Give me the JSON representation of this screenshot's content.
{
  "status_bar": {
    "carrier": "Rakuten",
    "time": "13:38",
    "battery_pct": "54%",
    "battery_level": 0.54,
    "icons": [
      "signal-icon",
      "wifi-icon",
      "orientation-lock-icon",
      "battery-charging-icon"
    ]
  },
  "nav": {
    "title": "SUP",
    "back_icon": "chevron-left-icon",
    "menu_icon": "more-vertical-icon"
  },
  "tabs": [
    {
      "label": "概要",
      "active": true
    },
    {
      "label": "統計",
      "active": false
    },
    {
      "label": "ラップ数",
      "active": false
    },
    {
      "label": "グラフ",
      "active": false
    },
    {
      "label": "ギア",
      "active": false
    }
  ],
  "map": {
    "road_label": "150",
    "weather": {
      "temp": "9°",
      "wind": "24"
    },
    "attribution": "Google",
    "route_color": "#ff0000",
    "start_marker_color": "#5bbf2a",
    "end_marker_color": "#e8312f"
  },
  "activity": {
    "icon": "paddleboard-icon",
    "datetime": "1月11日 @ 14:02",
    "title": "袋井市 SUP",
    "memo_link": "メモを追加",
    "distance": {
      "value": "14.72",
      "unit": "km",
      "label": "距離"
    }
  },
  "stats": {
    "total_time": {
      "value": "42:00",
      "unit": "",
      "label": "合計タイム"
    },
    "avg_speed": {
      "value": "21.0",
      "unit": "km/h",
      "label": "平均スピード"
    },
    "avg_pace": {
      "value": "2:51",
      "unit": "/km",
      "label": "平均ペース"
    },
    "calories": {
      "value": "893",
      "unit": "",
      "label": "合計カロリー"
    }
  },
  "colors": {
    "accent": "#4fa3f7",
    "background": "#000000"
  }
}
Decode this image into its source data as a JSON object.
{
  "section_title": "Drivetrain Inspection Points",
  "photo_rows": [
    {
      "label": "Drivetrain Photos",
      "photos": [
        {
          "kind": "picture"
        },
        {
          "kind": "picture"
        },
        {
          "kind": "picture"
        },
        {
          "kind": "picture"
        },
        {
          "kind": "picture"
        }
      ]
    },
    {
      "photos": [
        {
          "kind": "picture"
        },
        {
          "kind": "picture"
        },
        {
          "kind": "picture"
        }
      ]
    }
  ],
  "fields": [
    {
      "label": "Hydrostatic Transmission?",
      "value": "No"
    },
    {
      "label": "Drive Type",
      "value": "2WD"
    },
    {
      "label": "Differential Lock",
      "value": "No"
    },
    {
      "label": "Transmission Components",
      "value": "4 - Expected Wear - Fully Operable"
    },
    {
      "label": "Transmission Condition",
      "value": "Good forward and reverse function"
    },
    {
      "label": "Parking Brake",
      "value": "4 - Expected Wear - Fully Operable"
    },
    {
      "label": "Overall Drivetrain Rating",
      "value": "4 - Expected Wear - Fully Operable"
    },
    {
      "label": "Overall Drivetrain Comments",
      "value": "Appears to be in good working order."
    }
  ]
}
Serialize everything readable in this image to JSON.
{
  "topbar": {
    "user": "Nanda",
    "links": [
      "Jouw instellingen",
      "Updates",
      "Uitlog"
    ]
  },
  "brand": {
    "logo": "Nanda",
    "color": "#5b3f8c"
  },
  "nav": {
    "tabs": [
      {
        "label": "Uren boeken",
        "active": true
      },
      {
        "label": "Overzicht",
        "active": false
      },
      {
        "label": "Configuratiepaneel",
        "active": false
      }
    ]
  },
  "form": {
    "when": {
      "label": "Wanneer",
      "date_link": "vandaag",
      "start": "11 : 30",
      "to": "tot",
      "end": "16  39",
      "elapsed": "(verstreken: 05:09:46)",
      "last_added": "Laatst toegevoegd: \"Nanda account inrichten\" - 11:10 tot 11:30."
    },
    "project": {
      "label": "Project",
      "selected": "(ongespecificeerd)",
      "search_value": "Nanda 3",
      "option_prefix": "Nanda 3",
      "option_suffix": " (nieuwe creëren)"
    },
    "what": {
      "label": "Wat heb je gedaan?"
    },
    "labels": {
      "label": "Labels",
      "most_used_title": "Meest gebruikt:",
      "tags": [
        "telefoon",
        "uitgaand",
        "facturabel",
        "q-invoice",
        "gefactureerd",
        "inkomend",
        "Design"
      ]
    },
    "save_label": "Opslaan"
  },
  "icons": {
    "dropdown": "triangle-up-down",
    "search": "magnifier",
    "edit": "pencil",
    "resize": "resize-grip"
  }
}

### Given task:
Nothing but the lines from the one with "Serialize everything readable" through the last line should be repeated, each exactly as it stands.

### Response to this exercise:
Serialize everything readable in this image to JSON.
{
  "topbar": {
    "user": "Nanda",
    "links": [
      "Jouw instellingen",
      "Updates",
      "Uitlog"
    ]
  },
  "brand": {
    "logo": "Nanda",
    "color": "#5b3f8c"
  },
  "nav": {
    "tabs": [
      {
        "label": "Uren boeken",
        "active": true
      },
      {
        "label": "Overzicht",
        "active": false
      },
      {
        "label": "Configuratiepaneel",
        "active": false
      }
    ]
  },
  "form": {
    "when": {
      "label": "Wanneer",
      "date_link": "vandaag",
      "start": "11 : 30",
      "to": "tot",
      "end": "16  39",
      "elapsed": "(verstreken: 05:09:46)",
      "last_added": "Laatst toegevoegd: \"Nanda account inrichten\" - 11:10 tot 11:30."
    },
    "project": {
      "label": "Project",
      "selected": "(ongespecificeerd)",
      "search_value": "Nanda 3",
      "option_prefix": "Nanda 3",
      "option_suffix": " (nieuwe creëren)"
    },
    "what": {
      "label": "Wat heb je gedaan?"
    },
    "labels": {
      "label": "Labels",
      "most_used_title": "Meest gebruikt:",
      "tags": [
        "telefoon",
        "uitgaand",
        "facturabel",
        "q-invoice",
        "gefactureerd",
        "inkomend",
        "Design"
      ]
    },
    "save_label": "Opslaan"
  },
  "icons": {
    "dropdown": "triangle-up-down",
    "search": "magnifier",
    "edit": "pencil",
    "resize": "resize-grip"
  }
}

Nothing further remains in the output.